§ **Dataset rows**
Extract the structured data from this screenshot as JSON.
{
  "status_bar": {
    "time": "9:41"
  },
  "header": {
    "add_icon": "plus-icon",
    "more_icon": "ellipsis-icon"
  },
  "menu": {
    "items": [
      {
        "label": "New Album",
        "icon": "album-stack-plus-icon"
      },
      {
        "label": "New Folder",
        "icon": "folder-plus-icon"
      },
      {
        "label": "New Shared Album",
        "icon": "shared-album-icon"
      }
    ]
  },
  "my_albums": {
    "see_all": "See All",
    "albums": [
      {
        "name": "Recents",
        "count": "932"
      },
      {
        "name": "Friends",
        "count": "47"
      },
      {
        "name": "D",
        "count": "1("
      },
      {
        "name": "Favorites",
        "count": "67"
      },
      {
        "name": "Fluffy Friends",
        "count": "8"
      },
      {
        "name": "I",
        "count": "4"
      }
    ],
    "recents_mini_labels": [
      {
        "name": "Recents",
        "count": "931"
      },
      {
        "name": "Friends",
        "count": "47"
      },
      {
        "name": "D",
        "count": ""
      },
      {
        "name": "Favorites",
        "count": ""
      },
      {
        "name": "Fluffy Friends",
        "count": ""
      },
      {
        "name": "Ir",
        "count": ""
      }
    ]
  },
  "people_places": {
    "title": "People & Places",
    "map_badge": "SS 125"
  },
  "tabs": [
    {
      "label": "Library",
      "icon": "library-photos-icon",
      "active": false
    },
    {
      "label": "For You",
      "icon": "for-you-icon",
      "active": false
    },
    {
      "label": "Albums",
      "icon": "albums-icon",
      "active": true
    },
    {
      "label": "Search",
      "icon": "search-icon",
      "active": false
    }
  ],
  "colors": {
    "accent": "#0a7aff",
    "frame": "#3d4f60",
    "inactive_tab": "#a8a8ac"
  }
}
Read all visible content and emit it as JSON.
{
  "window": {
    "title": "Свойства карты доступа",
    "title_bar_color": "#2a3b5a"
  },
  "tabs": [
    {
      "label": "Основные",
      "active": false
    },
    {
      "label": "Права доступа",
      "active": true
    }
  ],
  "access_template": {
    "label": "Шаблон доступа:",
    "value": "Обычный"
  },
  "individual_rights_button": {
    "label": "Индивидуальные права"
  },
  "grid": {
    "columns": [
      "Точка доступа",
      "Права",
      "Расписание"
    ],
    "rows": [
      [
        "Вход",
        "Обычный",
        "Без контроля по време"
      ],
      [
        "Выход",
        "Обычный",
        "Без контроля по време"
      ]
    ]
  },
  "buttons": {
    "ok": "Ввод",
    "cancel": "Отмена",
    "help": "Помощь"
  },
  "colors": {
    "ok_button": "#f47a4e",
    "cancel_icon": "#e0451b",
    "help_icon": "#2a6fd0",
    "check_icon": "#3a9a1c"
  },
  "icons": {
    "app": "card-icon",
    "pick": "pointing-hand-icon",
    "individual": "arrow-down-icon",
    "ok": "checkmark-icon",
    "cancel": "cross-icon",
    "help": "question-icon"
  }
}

§ **Given problem**
Make a verbatim copy of every entry shown above.

§ **The reply**
Extract the structured data from this screenshot as JSON.
{
  "status_bar": {
    "time": "9:41"
  },
  "header": {
    "add_icon": "plus-icon",
    "more_icon": "ellipsis-icon"
  },
  "menu": {
    "items": [
      {
        "label": "New Album",
        "icon": "album-stack-plus-icon"
      },
      {
        "label": "New Folder",
        "icon": "folder-plus-icon"
      },
      {
        "label": "New Shared Album",
        "icon": "shared-album-icon"
      }
    ]
  },
  "my_albums": {
    "see_all": "See All",
    "albums": [
      {
        "name": "Recents",
        "count": "932"
      },
      {
        "name": "Friends",
        "count": "47"
      },
      {
        "name": "D",
        "count": "1("
      },
      {
        "name": "Favorites",
        "count": "67"
      },
      {
        "name": "Fluffy Friends",
        "count": "8"
      },
      {
        "name": "I",
        "count": "4"
      }
    ],
    "recents_mini_labels": [
      {
        "name": "Recents",
        "count": "931"
      },
      {
        "name": "Friends",
        "count": "47"
      },
      {
        "name": "D",
        "count": ""
      },
      {
        "name": "Favorites",
        "count": ""
      },
      {
        "name": "Fluffy Friends",
        "count": ""
      },
      {
        "name": "Ir",
        "count": ""
      }
    ]
  },
  "people_places": {
    "title": "People & Places",
    "map_badge": "SS 125"
  },
  "tabs": [
    {
      "label": "Library",
      "icon": "library-photos-icon",
      "active": false
    },
    {
      "label": "For You",
      "icon": "for-you-icon",
      "active": false
    },
    {
      "label": "Albums",
      "icon": "albums-icon",
      "active": true
    },
    {
      "label": "Search",
      "icon": "search-icon",
      "active": false
    }
  ],
  "colors": {
    "accent": "#0a7aff",
    "frame": "#3d4f60",
    "inactive_tab": "#a8a8ac"
  }
}
Read all visible content and emit it as JSON.
{
  "window": {
    "title": "Свойства карты доступа",
    "title_bar_color": "#2a3b5a"
  },
  "tabs": [
    {
      "label": "Основные",
      "active": false
    },
    {
      "label": "Права доступа",
      "active": true
    }
  ],
  "access_template": {
    "label": "Шаблон доступа:",
    "value": "Обычный"
  },
  "individual_rights_button": {
    "label": "Индивидуальные права"
  },
  "grid": {
    "columns": [
      "Точка доступа",
      "Права",
      "Расписание"
    ],
    "rows": [
      [
        "Вход",
        "Обычный",
        "Без контроля по време"
      ],
      [
        "Выход",
        "Обычный",
        "Без контроля по време"
      ]
    ]
  },
  "buttons": {
    "ok": "Ввод",
    "cancel": "Отмена",
    "help": "Помощь"
  },
  "colors": {
    "ok_button": "#f47a4e",
    "cancel_icon": "#e0451b",
    "help_icon": "#2a6fd0",
    "check_icon": "#3a9a1c"
  },
  "icons": {
    "app": "card-icon",
    "pick": "pointing-hand-icon",
    "individual": "arrow-down-icon",
    "ok": "checkmark-icon",
    "cancel": "cross-icon",
    "help": "question-icon"
  }
}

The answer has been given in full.